# What to produce:
Output all lines exactly, with nothing added or dropped.

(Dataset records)
========================
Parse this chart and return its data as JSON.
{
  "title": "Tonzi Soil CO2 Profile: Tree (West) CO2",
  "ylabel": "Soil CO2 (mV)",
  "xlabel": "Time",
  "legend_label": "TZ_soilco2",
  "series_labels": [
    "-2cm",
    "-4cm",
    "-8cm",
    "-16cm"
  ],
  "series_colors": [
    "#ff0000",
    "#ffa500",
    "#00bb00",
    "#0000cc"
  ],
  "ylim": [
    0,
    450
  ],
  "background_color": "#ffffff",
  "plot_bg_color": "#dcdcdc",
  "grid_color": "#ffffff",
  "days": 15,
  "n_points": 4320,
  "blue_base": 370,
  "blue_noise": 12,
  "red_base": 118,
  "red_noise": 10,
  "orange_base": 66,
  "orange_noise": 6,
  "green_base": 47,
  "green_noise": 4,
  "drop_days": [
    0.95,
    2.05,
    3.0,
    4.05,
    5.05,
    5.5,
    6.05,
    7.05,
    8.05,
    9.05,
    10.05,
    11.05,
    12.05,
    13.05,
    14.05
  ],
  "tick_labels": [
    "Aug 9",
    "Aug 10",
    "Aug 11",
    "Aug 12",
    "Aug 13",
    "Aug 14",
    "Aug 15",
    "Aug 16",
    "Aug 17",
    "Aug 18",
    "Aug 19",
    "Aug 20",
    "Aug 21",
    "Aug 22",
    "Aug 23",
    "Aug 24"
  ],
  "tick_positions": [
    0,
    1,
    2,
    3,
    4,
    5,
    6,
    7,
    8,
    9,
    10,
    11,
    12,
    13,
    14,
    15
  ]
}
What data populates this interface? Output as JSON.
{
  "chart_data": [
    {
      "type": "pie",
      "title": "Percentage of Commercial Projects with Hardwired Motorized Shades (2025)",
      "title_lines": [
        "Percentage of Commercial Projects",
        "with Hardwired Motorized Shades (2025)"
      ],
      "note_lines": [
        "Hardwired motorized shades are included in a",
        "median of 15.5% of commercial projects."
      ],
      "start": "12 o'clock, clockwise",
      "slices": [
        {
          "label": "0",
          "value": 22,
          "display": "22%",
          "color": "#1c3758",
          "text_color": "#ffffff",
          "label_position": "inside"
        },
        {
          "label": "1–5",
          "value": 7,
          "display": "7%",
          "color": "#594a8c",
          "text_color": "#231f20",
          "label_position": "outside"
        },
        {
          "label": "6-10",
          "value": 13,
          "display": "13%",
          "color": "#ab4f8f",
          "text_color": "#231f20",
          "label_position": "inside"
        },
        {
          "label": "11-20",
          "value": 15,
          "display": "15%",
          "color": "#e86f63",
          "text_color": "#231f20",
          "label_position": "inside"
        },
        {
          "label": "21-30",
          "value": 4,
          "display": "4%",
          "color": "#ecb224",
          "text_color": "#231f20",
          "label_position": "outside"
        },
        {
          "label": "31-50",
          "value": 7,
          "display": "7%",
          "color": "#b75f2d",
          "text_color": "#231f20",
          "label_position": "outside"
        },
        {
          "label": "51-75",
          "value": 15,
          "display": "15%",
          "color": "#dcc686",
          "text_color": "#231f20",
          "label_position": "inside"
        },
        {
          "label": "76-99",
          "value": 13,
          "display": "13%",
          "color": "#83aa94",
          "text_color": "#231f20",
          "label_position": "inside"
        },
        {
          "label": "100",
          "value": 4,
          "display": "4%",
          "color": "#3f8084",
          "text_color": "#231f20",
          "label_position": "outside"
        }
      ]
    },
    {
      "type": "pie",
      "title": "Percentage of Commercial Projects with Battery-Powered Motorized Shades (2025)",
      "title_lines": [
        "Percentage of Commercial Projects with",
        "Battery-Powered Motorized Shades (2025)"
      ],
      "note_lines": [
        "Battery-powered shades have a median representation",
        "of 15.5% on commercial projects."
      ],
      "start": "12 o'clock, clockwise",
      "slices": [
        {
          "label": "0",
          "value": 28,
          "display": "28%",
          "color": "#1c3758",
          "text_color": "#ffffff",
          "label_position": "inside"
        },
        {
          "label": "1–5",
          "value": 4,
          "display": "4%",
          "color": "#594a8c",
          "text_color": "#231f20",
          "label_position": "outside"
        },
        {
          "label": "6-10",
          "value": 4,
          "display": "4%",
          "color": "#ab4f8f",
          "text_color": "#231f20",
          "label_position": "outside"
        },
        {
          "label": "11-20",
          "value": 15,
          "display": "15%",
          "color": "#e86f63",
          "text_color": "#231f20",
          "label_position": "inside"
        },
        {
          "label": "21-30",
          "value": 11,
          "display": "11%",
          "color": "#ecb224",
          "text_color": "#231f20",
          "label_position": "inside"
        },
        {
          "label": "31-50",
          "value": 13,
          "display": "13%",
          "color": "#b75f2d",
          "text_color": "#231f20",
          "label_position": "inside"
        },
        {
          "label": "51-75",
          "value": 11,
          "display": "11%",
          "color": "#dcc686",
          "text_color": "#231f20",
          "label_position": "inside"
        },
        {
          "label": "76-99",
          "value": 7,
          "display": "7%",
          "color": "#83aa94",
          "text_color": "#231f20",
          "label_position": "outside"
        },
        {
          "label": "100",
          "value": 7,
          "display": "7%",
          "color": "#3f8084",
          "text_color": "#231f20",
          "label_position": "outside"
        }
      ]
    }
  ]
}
========================
# Output below:
Parse this chart and return its data as JSON.
{
  "title": "Tonzi Soil CO2 Profile: Tree (West) CO2",
  "ylabel": "Soil CO2 (mV)",
  "xlabel": "Time",
  "legend_label": "TZ_soilco2",
  "series_labels": [
    "-2cm",
    "-4cm",
    "-8cm",
    "-16cm"
  ],
  "series_colors": [
    "#ff0000",
    "#ffa500",
    "#00bb00",
    "#0000cc"
  ],
  "ylim": [
    0,
    450
  ],
  "background_color": "#ffffff",
  "plot_bg_color": "#dcdcdc",
  "grid_color": "#ffffff",
  "days": 15,
  "n_points": 4320,
  "blue_base": 370,
  "blue_noise": 12,
  "red_base": 118,
  "red_noise": 10,
  "orange_base": 66,
  "orange_noise": 6,
  "green_base": 47,
  "green_noise": 4,
  "drop_days": [
    0.95,
    2.05,
    3.0,
    4.05,
    5.05,
    5.5,
    6.05,
    7.05,
    8.05,
    9.05,
    10.05,
    11.05,
    12.05,
    13.05,
    14.05
  ],
  "tick_labels": [
    "Aug 9",
    "Aug 10",
    "Aug 11",
    "Aug 12",
    "Aug 13",
    "Aug 14",
    "Aug 15",
    "Aug 16",
    "Aug 17",
    "Aug 18",
    "Aug 19",
    "Aug 20",
    "Aug 21",
    "Aug 22",
    "Aug 23",
    "Aug 24"
  ],
  "tick_positions": [
    0,
    1,
    2,
    3,
    4,
    5,
    6,
    7,
    8,
    9,
    10,
    11,
    12,
    13,
    14,
    15
  ]
}
What data populates this interface? Output as JSON.
{
  "chart_data": [
    {
      "type": "pie",
      "title": "Percentage of Commercial Projects with Hardwired Motorized Shades (2025)",
      "title_lines": [
        "Percentage of Commercial Projects",
        "with Hardwired Motorized Shades (2025)"
      ],
      "note_lines": [
        "Hardwired motorized shades are included in a",
        "median of 15.5% of commercial projects."
      ],
      "start": "12 o'clock, clockwise",
      "slices": [
        {
          "label": "0",
          "value": 22,
          "display": "22%",
          "color": "#1c3758",
          "text_color": "#ffffff",
          "label_position": "inside"
        },
        {
          "label": "1–5",
          "value": 7,
          "display": "7%",
          "color": "#594a8c",
          "text_color": "#231f20",
          "label_position": "outside"
        },
        {
          "label": "6-10",
          "value": 13,
          "display": "13%",
          "color": "#ab4f8f",
          "text_color": "#231f20",
          "label_position": "inside"
        },
        {
          "label": "11-20",
          "value": 15,
          "display": "15%",
          "color": "#e86f63",
          "text_color": "#231f20",
          "label_position": "inside"
        },
        {
          "label": "21-30",
          "value": 4,
          "display": "4%",
          "color": "#ecb224",
          "text_color": "#231f20",
          "label_position": "outside"
        },
        {
          "label": "31-50",
          "value": 7,
          "display": "7%",
          "color": "#b75f2d",
          "text_color": "#231f20",
          "label_position": "outside"
        },
        {
          "label": "51-75",
          "value": 15,
          "display": "15%",
          "color": "#dcc686",
          "text_color": "#231f20",
          "label_position": "inside"
        },
        {
          "label": "76-99",
          "value": 13,
          "display": "13%",
          "color": "#83aa94",
          "text_color": "#231f20",
          "label_position": "inside"
        },
        {
          "label": "100",
          "value": 4,
          "display": "4%",
          "color": "#3f8084",
          "text_color": "#231f20",
          "label_position": "outside"
        }
      ]
    },
    {
      "type": "pie",
      "title": "Percentage of Commercial Projects with Battery-Powered Motorized Shades (2025)",
      "title_lines": [
        "Percentage of Commercial Projects with",
        "Battery-Powered Motorized Shades (2025)"
      ],
      "note_lines": [
        "Battery-powered shades have a median representation",
        "of 15.5% on commercial projects."
      ],
      "start": "12 o'clock, clockwise",
      "slices": [
        {
          "label": "0",
          "value": 28,
          "display": "28%",
          "color": "#1c3758",
          "text_color": "#ffffff",
          "label_position": "inside"
        },
        {
          "label": "1–5",
          "value": 4,
          "display": "4%",
          "color": "#594a8c",
          "text_color": "#231f20",
          "label_position": "outside"
        },
        {
          "label": "6-10",
          "value": 4,
          "display": "4%",
          "color": "#ab4f8f",
          "text_color": "#231f20",
          "label_position": "outside"
        },
        {
          "label": "11-20",
          "value": 15,
          "display": "15%",
          "color": "#e86f63",
          "text_color": "#231f20",
          "label_position": "inside"
        },
        {
          "label": "21-30",
          "value": 11,
          "display": "11%",
          "color": "#ecb224",
          "text_color": "#231f20",
          "label_position": "inside"
        },
        {
          "label": "31-50",
          "value": 13,
          "display": "13%",
          "color": "#b75f2d",
          "text_color": "#231f20",
          "label_position": "inside"
        },
        {
          "label": "51-75",
          "value": 11,
          "display": "11%",
          "color": "#dcc686",
          "text_color": "#231f20",
          "label_position": "inside"
        },
        {
          "label": "76-99",
          "value": 7,
          "display": "7%",
          "color": "#83aa94",
          "text_color": "#231f20",
          "label_position": "outside"
        },
        {
          "label": "100",
          "value": 7,
          "display": "7%",
          "color": "#3f8084",
          "text_color": "#231f20",
          "label_position": "outside"
        }
      ]
    }
  ]
}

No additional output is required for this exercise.